Aim: Please give the entries below as a numbered list, leaving out blank lines: begin at the line that contains "toc-item-git[interactable]: Git (1)" and stop after the line that contains "expanded-chevron-icon[interactable] xyxy=(52,200,60,208)".

Items in a dataset:
+++
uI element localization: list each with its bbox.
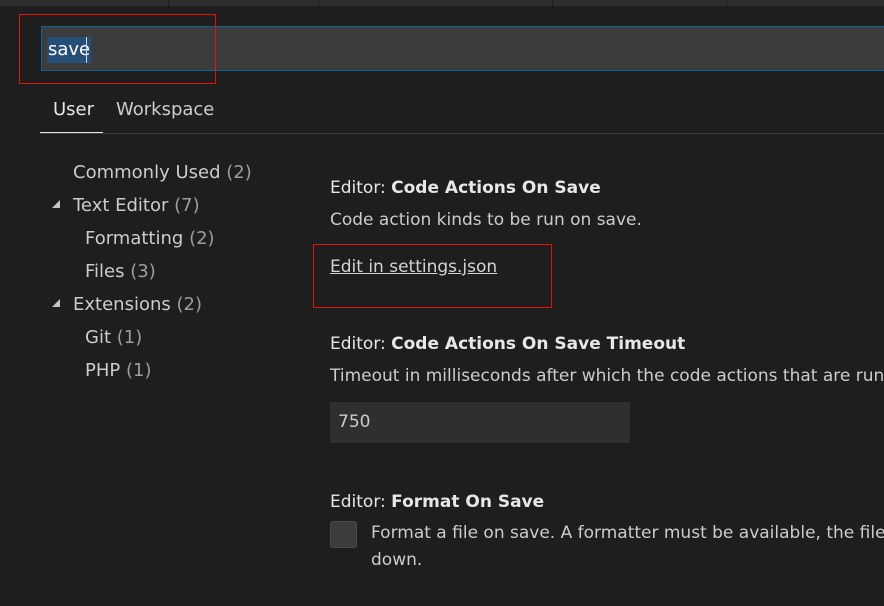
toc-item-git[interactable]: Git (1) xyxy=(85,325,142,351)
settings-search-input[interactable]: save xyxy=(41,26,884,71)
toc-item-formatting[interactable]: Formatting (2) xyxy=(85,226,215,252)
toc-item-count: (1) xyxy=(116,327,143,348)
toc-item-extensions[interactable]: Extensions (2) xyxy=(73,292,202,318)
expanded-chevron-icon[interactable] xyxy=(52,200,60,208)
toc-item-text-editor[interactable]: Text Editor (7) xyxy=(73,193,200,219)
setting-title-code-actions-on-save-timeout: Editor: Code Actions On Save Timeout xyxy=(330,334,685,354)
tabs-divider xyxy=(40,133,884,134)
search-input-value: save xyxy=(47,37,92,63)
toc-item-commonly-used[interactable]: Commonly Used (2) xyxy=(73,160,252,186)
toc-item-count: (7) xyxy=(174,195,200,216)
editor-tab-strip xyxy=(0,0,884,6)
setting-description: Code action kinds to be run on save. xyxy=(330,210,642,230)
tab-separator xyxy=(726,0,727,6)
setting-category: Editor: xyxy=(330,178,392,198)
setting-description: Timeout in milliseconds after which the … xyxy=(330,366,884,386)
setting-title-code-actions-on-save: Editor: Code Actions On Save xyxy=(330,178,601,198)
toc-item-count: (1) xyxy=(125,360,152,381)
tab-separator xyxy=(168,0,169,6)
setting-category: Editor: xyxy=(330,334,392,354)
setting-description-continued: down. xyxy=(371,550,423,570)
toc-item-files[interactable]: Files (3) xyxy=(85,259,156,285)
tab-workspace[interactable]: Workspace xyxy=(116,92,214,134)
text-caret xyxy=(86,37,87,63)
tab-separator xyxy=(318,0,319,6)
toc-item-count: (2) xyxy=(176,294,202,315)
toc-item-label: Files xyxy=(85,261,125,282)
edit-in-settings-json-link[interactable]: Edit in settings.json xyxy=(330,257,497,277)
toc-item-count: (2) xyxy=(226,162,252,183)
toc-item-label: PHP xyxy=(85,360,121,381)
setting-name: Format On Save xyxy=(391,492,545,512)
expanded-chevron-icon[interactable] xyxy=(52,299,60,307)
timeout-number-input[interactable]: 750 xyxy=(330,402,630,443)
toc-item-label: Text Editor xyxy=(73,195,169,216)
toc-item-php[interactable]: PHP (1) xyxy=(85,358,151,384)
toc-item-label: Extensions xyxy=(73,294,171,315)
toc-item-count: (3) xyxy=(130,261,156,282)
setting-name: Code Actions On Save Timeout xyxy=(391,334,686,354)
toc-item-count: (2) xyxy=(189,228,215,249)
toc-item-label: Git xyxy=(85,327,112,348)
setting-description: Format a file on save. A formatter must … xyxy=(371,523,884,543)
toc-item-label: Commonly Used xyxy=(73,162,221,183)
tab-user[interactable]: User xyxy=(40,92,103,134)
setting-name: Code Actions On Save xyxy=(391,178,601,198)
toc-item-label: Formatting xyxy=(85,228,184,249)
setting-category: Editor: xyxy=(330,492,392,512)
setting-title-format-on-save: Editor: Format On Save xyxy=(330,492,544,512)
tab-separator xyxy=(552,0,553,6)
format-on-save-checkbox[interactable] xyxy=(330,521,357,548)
+++
Exercise result:
1. toc-item-git[interactable]: Git (1) xyxy=(85,325,142,351)
2. settings-search-input[interactable]: save xyxy=(41,26,884,71)
3. toc-item-formatting[interactable]: Formatting (2) xyxy=(85,226,215,252)
4. toc-item-count: (1) xyxy=(116,327,143,348)
5. toc-item-extensions[interactable]: Extensions (2) xyxy=(73,292,202,318)
6. expanded-chevron-icon[interactable] xyxy=(52,200,60,208)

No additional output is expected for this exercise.